WHAT IS NEEDED —
Could you transcribe the material below exactly, without leaving out a single line?

[Begin STORED ROWS]

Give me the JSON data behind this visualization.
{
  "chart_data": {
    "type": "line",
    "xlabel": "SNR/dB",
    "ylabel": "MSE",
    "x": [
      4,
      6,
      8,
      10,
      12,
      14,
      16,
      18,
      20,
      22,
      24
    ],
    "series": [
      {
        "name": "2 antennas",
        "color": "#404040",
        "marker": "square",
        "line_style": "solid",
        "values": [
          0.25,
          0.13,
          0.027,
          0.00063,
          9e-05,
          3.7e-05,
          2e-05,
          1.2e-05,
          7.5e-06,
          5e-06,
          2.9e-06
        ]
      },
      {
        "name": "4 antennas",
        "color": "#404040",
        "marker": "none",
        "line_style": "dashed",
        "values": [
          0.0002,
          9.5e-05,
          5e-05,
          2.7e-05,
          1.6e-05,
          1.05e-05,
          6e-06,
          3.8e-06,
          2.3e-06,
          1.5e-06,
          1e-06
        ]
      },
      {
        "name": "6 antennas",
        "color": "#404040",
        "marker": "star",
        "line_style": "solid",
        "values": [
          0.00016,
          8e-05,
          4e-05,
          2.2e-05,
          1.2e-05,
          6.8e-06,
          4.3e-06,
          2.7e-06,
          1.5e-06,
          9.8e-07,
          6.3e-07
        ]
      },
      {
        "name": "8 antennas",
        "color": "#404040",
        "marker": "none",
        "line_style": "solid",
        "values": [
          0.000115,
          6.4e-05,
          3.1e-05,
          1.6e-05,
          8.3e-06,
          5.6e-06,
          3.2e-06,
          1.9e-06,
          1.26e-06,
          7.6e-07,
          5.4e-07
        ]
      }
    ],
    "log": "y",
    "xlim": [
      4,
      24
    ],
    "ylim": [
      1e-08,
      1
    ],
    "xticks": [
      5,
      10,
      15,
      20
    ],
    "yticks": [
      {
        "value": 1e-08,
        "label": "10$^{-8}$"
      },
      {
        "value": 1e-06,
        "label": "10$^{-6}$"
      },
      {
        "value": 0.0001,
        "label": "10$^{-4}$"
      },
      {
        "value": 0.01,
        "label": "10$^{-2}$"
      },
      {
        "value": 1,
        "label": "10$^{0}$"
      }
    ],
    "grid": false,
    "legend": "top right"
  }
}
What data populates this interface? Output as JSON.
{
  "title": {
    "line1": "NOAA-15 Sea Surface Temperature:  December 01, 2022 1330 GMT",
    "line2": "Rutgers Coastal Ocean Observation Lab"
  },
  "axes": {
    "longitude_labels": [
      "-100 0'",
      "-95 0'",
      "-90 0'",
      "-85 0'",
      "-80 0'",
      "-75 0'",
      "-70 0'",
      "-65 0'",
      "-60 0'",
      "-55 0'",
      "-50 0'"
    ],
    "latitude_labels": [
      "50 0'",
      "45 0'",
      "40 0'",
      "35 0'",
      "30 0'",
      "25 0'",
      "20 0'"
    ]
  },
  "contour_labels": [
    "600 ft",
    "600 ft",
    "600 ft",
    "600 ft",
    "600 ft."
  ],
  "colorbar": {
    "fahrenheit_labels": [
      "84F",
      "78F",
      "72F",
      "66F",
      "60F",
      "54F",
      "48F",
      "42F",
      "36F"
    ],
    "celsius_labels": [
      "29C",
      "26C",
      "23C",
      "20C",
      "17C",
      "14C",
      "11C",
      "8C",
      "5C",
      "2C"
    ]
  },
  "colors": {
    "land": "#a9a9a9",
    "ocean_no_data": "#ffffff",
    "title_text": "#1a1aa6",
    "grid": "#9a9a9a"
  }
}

[End STORED ROWS]

ANSWER IN FULL —
Give me the JSON data behind this visualization.
{
  "chart_data": {
    "type": "line",
    "xlabel": "SNR/dB",
    "ylabel": "MSE",
    "x": [
      4,
      6,
      8,
      10,
      12,
      14,
      16,
      18,
      20,
      22,
      24
    ],
    "series": [
      {
        "name": "2 antennas",
        "color": "#404040",
        "marker": "square",
        "line_style": "solid",
        "values": [
          0.25,
          0.13,
          0.027,
          0.00063,
          9e-05,
          3.7e-05,
          2e-05,
          1.2e-05,
          7.5e-06,
          5e-06,
          2.9e-06
        ]
      },
      {
        "name": "4 antennas",
        "color": "#404040",
        "marker": "none",
        "line_style": "dashed",
        "values": [
          0.0002,
          9.5e-05,
          5e-05,
          2.7e-05,
          1.6e-05,
          1.05e-05,
          6e-06,
          3.8e-06,
          2.3e-06,
          1.5e-06,
          1e-06
        ]
      },
      {
        "name": "6 antennas",
        "color": "#404040",
        "marker": "star",
        "line_style": "solid",
        "values": [
          0.00016,
          8e-05,
          4e-05,
          2.2e-05,
          1.2e-05,
          6.8e-06,
          4.3e-06,
          2.7e-06,
          1.5e-06,
          9.8e-07,
          6.3e-07
        ]
      },
      {
        "name": "8 antennas",
        "color": "#404040",
        "marker": "none",
        "line_style": "solid",
        "values": [
          0.000115,
          6.4e-05,
          3.1e-05,
          1.6e-05,
          8.3e-06,
          5.6e-06,
          3.2e-06,
          1.9e-06,
          1.26e-06,
          7.6e-07,
          5.4e-07
        ]
      }
    ],
    "log": "y",
    "xlim": [
      4,
      24
    ],
    "ylim": [
      1e-08,
      1
    ],
    "xticks": [
      5,
      10,
      15,
      20
    ],
    "yticks": [
      {
        "value": 1e-08,
        "label": "10$^{-8}$"
      },
      {
        "value": 1e-06,
        "label": "10$^{-6}$"
      },
      {
        "value": 0.0001,
        "label": "10$^{-4}$"
      },
      {
        "value": 0.01,
        "label": "10$^{-2}$"
      },
      {
        "value": 1,
        "label": "10$^{0}$"
      }
    ],
    "grid": false,
    "legend": "top right"
  }
}
What data populates this interface? Output as JSON.
{
  "title": {
    "line1": "NOAA-15 Sea Surface Temperature:  December 01, 2022 1330 GMT",
    "line2": "Rutgers Coastal Ocean Observation Lab"
  },
  "axes": {
    "longitude_labels": [
      "-100 0'",
      "-95 0'",
      "-90 0'",
      "-85 0'",
      "-80 0'",
      "-75 0'",
      "-70 0'",
      "-65 0'",
      "-60 0'",
      "-55 0'",
      "-50 0'"
    ],
    "latitude_labels": [
      "50 0'",
      "45 0'",
      "40 0'",
      "35 0'",
      "30 0'",
      "25 0'",
      "20 0'"
    ]
  },
  "contour_labels": [
    "600 ft",
    "600 ft",
    "600 ft",
    "600 ft",
    "600 ft."
  ],
  "colorbar": {
    "fahrenheit_labels": [
      "84F",
      "78F",
      "72F",
      "66F",
      "60F",
      "54F",
      "48F",
      "42F",
      "36F"
    ],
    "celsius_labels": [
      "29C",
      "26C",
      "23C",
      "20C",
      "17C",
      "14C",
      "11C",
      "8C",
      "5C",
      "2C"
    ]
  },
  "colors": {
    "land": "#a9a9a9",
    "ocean_no_data": "#ffffff",
    "title_text": "#1a1aa6",
    "grid": "#9a9a9a"
  }
}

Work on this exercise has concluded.